(Rows from a figure dataset)
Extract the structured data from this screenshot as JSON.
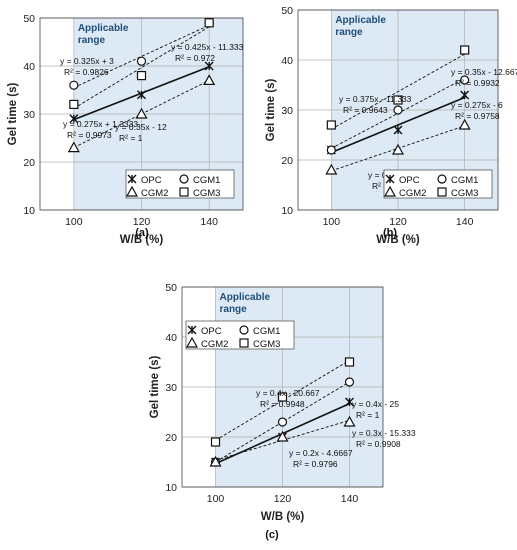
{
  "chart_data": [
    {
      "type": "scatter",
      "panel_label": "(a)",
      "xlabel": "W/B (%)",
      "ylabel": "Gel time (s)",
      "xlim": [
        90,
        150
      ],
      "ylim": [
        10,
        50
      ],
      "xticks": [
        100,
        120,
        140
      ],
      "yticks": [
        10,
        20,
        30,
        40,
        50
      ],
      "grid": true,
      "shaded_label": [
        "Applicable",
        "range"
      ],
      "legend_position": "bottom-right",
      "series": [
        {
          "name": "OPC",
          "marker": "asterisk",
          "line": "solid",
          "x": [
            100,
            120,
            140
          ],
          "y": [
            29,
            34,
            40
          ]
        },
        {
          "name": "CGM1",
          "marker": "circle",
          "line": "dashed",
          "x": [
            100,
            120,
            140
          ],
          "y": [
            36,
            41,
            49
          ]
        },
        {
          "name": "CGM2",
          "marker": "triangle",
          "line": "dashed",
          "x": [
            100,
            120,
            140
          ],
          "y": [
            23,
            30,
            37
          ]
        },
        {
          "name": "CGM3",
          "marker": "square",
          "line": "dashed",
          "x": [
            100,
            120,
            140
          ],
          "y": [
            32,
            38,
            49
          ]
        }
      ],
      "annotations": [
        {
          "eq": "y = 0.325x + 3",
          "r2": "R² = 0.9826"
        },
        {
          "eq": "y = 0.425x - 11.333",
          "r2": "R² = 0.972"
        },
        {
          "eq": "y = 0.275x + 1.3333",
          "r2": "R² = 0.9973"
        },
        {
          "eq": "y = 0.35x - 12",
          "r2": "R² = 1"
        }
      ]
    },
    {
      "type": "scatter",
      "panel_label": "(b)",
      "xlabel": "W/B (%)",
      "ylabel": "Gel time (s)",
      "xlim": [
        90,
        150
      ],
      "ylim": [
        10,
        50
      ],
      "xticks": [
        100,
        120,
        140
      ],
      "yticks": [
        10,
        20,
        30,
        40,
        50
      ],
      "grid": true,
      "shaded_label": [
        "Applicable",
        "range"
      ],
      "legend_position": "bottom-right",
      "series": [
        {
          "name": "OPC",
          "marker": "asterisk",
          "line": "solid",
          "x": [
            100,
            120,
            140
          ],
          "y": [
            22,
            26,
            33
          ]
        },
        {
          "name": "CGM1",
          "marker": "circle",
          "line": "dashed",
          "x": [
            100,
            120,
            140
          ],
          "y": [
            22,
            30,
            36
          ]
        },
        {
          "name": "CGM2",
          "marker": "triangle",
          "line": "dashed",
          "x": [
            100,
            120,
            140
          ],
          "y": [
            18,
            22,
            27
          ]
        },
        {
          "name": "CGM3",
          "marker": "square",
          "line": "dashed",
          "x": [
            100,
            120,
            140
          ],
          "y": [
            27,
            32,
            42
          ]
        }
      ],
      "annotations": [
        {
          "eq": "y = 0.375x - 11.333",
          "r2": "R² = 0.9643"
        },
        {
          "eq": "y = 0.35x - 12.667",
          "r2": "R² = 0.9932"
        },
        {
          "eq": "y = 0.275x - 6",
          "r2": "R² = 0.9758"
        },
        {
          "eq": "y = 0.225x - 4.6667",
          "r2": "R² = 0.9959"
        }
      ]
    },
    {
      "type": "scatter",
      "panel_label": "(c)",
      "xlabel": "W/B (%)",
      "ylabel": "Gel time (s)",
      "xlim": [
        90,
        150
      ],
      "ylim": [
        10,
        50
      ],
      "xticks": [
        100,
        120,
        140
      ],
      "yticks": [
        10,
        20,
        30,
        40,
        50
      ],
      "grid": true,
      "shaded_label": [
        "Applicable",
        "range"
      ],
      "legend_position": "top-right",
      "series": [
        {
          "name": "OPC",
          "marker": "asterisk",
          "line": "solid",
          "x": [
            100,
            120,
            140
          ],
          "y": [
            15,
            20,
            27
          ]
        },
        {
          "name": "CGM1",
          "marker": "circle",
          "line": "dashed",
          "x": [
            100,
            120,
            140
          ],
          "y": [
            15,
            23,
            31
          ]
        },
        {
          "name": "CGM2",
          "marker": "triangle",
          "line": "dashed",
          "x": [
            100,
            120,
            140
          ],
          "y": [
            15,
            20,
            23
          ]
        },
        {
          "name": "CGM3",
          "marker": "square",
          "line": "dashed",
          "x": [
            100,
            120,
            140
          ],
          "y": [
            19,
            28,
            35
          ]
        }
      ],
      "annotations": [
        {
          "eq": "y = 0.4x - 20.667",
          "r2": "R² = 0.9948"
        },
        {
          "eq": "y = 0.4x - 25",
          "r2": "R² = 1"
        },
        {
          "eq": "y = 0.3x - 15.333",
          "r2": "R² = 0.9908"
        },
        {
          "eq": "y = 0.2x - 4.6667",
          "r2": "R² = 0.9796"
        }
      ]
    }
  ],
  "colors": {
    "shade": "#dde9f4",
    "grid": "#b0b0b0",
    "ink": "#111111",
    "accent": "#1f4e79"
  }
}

TASK DETAILS ▸ Copy out all the data without changing anything, and drop the pictures.

THE ANSWER ▸
Extract the structured data from this screenshot as JSON.
{
  "chart_data": [
    {
      "type": "scatter",
      "panel_label": "(a)",
      "xlabel": "W/B (%)",
      "ylabel": "Gel time (s)",
      "xlim": [
        90,
        150
      ],
      "ylim": [
        10,
        50
      ],
      "xticks": [
        100,
        120,
        140
      ],
      "yticks": [
        10,
        20,
        30,
        40,
        50
      ],
      "grid": true,
      "shaded_label": [
        "Applicable",
        "range"
      ],
      "legend_position": "bottom-right",
      "series": [
        {
          "name": "OPC",
          "marker": "asterisk",
          "line": "solid",
          "x": [
            100,
            120,
            140
          ],
          "y": [
            29,
            34,
            40
          ]
        },
        {
          "name": "CGM1",
          "marker": "circle",
          "line": "dashed",
          "x": [
            100,
            120,
            140
          ],
          "y": [
            36,
            41,
            49
          ]
        },
        {
          "name": "CGM2",
          "marker": "triangle",
          "line": "dashed",
          "x": [
            100,
            120,
            140
          ],
          "y": [
            23,
            30,
            37
          ]
        },
        {
          "name": "CGM3",
          "marker": "square",
          "line": "dashed",
          "x": [
            100,
            120,
            140
          ],
          "y": [
            32,
            38,
            49
          ]
        }
      ],
      "annotations": [
        {
          "eq": "y = 0.325x + 3",
          "r2": "R² = 0.9826"
        },
        {
          "eq": "y = 0.425x - 11.333",
          "r2": "R² = 0.972"
        },
        {
          "eq": "y = 0.275x + 1.3333",
          "r2": "R² = 0.9973"
        },
        {
          "eq": "y = 0.35x - 12",
          "r2": "R² = 1"
        }
      ]
    },
    {
      "type": "scatter",
      "panel_label": "(b)",
      "xlabel": "W/B (%)",
      "ylabel": "Gel time (s)",
      "xlim": [
        90,
        150
      ],
      "ylim": [
        10,
        50
      ],
      "xticks": [
        100,
        120,
        140
      ],
      "yticks": [
        10,
        20,
        30,
        40,
        50
      ],
      "grid": true,
      "shaded_label": [
        "Applicable",
        "range"
      ],
      "legend_position": "bottom-right",
      "series": [
        {
          "name": "OPC",
          "marker": "asterisk",
          "line": "solid",
          "x": [
            100,
            120,
            140
          ],
          "y": [
            22,
            26,
            33
          ]
        },
        {
          "name": "CGM1",
          "marker": "circle",
          "line": "dashed",
          "x": [
            100,
            120,
            140
          ],
          "y": [
            22,
            30,
            36
          ]
        },
        {
          "name": "CGM2",
          "marker": "triangle",
          "line": "dashed",
          "x": [
            100,
            120,
            140
          ],
          "y": [
            18,
            22,
            27
          ]
        },
        {
          "name": "CGM3",
          "marker": "square",
          "line": "dashed",
          "x": [
            100,
            120,
            140
          ],
          "y": [
            27,
            32,
            42
          ]
        }
      ],
      "annotations": [
        {
          "eq": "y = 0.375x - 11.333",
          "r2": "R² = 0.9643"
        },
        {
          "eq": "y = 0.35x - 12.667",
          "r2": "R² = 0.9932"
        },
        {
          "eq": "y = 0.275x - 6",
          "r2": "R² = 0.9758"
        },
        {
          "eq": "y = 0.225x - 4.6667",
          "r2": "R² = 0.9959"
        }
      ]
    },
    {
      "type": "scatter",
      "panel_label": "(c)",
      "xlabel": "W/B (%)",
      "ylabel": "Gel time (s)",
      "xlim": [
        90,
        150
      ],
      "ylim": [
        10,
        50
      ],
      "xticks": [
        100,
        120,
        140
      ],
      "yticks": [
        10,
        20,
        30,
        40,
        50
      ],
      "grid": true,
      "shaded_label": [
        "Applicable",
        "range"
      ],
      "legend_position": "top-right",
      "series": [
        {
          "name": "OPC",
          "marker": "asterisk",
          "line": "solid",
          "x": [
            100,
            120,
            140
          ],
          "y": [
            15,
            20,
            27
          ]
        },
        {
          "name": "CGM1",
          "marker": "circle",
          "line": "dashed",
          "x": [
            100,
            120,
            140
          ],
          "y": [
            15,
            23,
            31
          ]
        },
        {
          "name": "CGM2",
          "marker": "triangle",
          "line": "dashed",
          "x": [
            100,
            120,
            140
          ],
          "y": [
            15,
            20,
            23
          ]
        },
        {
          "name": "CGM3",
          "marker": "square",
          "line": "dashed",
          "x": [
            100,
            120,
            140
          ],
          "y": [
            19,
            28,
            35
          ]
        }
      ],
      "annotations": [
        {
          "eq": "y = 0.4x - 20.667",
          "r2": "R² = 0.9948"
        },
        {
          "eq": "y = 0.4x - 25",
          "r2": "R² = 1"
        },
        {
          "eq": "y = 0.3x - 15.333",
          "r2": "R² = 0.9908"
        },
        {
          "eq": "y = 0.2x - 4.6667",
          "r2": "R² = 0.9796"
        }
      ]
    }
  ],
  "colors": {
    "shade": "#dde9f4",
    "grid": "#b0b0b0",
    "ink": "#111111",
    "accent": "#1f4e79"
  }
}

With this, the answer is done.